■ **WRITTEN PROBLEM**:
Identify and reproduce every line holding the string "linestyle".

Figure content listings
******
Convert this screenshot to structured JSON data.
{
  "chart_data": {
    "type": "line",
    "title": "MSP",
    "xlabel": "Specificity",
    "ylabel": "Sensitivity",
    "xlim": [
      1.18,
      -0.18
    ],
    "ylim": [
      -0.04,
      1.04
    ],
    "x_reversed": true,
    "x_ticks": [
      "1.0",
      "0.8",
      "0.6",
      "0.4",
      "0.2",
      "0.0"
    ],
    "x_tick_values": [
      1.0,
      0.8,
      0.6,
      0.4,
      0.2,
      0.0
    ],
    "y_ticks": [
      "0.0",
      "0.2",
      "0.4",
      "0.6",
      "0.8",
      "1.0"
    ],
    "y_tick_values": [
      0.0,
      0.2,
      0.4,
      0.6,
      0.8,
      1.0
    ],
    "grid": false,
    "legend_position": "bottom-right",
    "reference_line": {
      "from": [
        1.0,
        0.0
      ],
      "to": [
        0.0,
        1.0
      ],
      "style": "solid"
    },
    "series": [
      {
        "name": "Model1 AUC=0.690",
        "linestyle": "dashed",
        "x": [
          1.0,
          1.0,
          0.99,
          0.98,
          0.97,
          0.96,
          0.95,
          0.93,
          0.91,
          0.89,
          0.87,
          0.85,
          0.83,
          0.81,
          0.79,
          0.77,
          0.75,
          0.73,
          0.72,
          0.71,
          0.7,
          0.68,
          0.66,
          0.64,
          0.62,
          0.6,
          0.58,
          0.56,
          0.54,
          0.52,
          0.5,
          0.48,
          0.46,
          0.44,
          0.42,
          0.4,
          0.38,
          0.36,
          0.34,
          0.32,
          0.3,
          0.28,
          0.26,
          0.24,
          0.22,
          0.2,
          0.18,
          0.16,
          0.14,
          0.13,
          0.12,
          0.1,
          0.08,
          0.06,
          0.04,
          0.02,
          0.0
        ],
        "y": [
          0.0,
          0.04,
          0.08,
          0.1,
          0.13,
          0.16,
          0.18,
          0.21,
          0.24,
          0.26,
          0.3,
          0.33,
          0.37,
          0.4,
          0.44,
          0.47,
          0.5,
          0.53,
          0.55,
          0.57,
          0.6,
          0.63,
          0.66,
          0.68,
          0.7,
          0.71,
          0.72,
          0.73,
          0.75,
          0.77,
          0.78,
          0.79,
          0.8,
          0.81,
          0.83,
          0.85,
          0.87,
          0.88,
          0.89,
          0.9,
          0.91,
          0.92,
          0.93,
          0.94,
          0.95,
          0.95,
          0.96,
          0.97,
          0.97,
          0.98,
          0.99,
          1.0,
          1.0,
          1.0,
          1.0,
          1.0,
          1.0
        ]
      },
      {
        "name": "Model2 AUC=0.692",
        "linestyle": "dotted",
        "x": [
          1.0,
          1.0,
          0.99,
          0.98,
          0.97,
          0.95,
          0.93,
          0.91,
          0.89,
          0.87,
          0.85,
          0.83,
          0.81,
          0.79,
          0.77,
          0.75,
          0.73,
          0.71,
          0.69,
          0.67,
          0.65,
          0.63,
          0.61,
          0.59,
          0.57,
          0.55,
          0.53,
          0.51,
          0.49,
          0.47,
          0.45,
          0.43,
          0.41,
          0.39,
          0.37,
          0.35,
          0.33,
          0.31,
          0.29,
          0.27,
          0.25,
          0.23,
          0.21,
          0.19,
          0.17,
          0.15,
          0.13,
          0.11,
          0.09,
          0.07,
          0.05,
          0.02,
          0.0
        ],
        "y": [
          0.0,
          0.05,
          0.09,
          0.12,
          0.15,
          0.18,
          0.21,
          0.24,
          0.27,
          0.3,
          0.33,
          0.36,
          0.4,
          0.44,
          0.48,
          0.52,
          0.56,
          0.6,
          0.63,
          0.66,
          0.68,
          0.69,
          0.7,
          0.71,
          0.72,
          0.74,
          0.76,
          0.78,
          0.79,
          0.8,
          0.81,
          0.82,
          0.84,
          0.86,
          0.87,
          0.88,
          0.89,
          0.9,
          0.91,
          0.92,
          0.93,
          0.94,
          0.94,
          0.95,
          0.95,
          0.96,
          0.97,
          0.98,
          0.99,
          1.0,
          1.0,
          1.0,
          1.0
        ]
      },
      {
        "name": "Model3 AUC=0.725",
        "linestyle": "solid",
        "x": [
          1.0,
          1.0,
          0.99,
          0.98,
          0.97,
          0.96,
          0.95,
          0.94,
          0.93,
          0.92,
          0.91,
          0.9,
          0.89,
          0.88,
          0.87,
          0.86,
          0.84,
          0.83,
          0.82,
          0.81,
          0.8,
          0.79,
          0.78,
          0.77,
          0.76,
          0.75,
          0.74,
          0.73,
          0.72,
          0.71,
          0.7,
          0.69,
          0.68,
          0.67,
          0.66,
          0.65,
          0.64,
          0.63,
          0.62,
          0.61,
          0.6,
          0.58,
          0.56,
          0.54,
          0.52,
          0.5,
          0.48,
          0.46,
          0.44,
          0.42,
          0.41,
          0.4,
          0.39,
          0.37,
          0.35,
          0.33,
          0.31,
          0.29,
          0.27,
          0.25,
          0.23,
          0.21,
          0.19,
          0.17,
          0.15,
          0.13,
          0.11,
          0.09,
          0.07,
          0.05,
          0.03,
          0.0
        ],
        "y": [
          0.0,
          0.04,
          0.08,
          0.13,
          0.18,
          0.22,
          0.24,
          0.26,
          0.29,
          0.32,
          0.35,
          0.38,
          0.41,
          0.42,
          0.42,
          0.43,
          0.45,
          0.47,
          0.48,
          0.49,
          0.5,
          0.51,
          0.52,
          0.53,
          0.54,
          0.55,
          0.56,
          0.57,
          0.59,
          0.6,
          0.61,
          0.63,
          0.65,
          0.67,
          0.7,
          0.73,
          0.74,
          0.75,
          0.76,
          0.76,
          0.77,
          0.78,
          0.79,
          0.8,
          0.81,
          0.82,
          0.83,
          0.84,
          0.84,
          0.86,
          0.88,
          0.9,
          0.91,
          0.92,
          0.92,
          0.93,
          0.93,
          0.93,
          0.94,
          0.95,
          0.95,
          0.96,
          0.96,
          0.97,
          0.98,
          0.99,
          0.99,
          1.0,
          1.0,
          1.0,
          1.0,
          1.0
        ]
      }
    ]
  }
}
******
■ **THE REPLY**:
        "linestyle": "dashed",
        "linestyle": "dotted",
        "linestyle": "solid",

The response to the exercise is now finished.